◆ Given problem: Every line below that mentions the word "于勒不想相认" should be copied out.

◆ Recorded data:
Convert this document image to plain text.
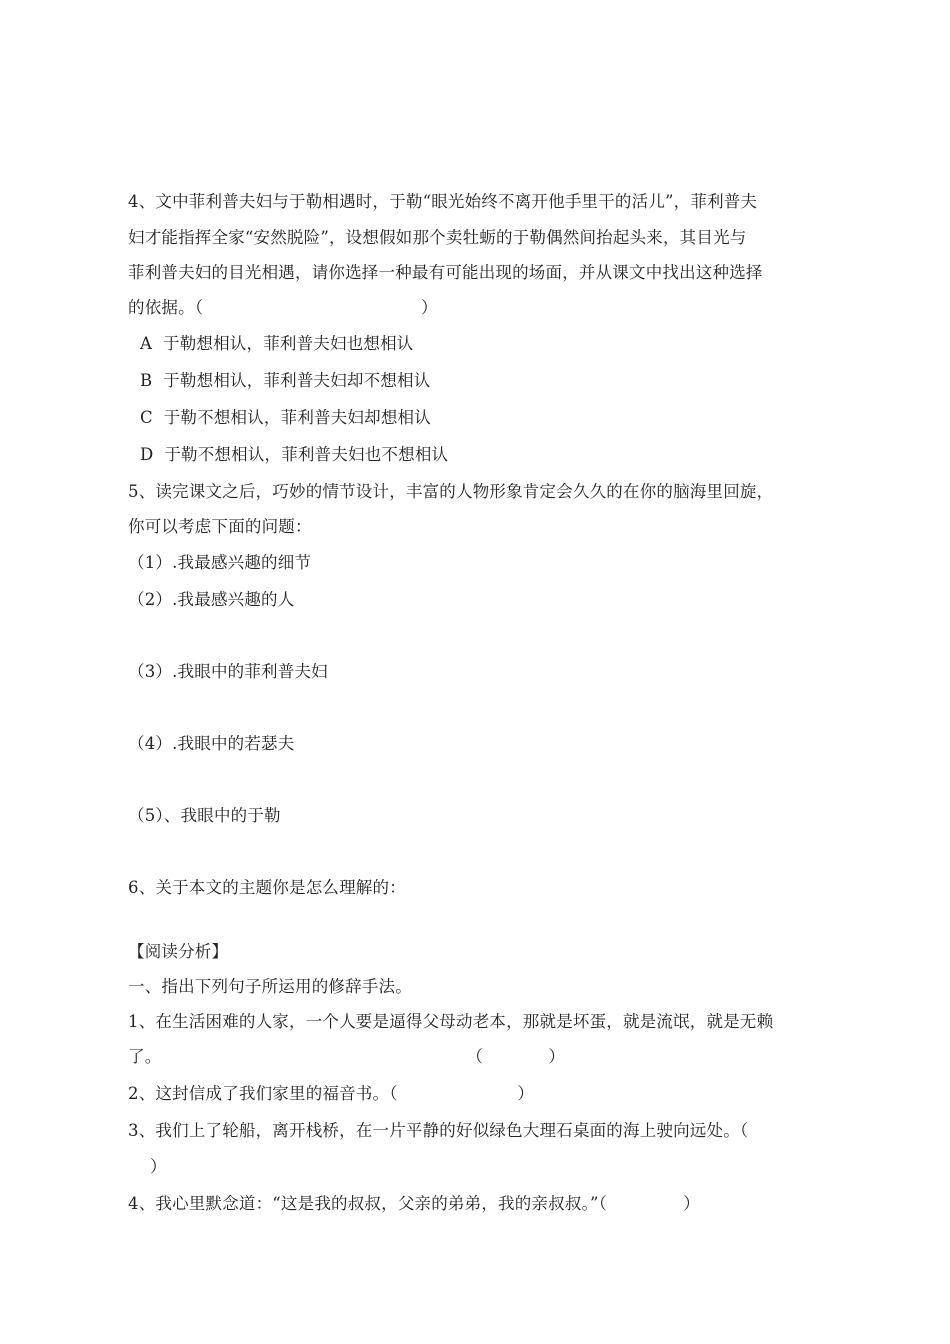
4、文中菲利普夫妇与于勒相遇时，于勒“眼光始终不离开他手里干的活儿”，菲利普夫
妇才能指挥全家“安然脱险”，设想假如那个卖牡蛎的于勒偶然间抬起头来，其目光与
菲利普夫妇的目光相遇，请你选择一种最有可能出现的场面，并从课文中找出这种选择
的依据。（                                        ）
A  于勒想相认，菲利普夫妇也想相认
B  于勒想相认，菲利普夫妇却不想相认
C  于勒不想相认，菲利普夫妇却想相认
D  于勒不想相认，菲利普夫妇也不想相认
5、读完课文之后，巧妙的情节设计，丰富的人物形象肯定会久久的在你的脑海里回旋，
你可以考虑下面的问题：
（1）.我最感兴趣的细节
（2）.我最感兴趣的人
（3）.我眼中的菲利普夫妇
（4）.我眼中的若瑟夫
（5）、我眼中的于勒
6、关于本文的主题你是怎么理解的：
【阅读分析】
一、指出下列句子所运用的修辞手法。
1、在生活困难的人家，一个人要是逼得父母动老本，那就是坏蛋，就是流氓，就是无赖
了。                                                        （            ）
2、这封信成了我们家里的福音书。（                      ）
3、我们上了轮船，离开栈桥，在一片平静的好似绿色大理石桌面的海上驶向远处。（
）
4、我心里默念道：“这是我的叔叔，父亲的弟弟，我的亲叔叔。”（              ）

◆ Response for this exercise:
C  于勒不想相认，菲利普夫妇却想相认
D  于勒不想相认，菲利普夫妇也不想相认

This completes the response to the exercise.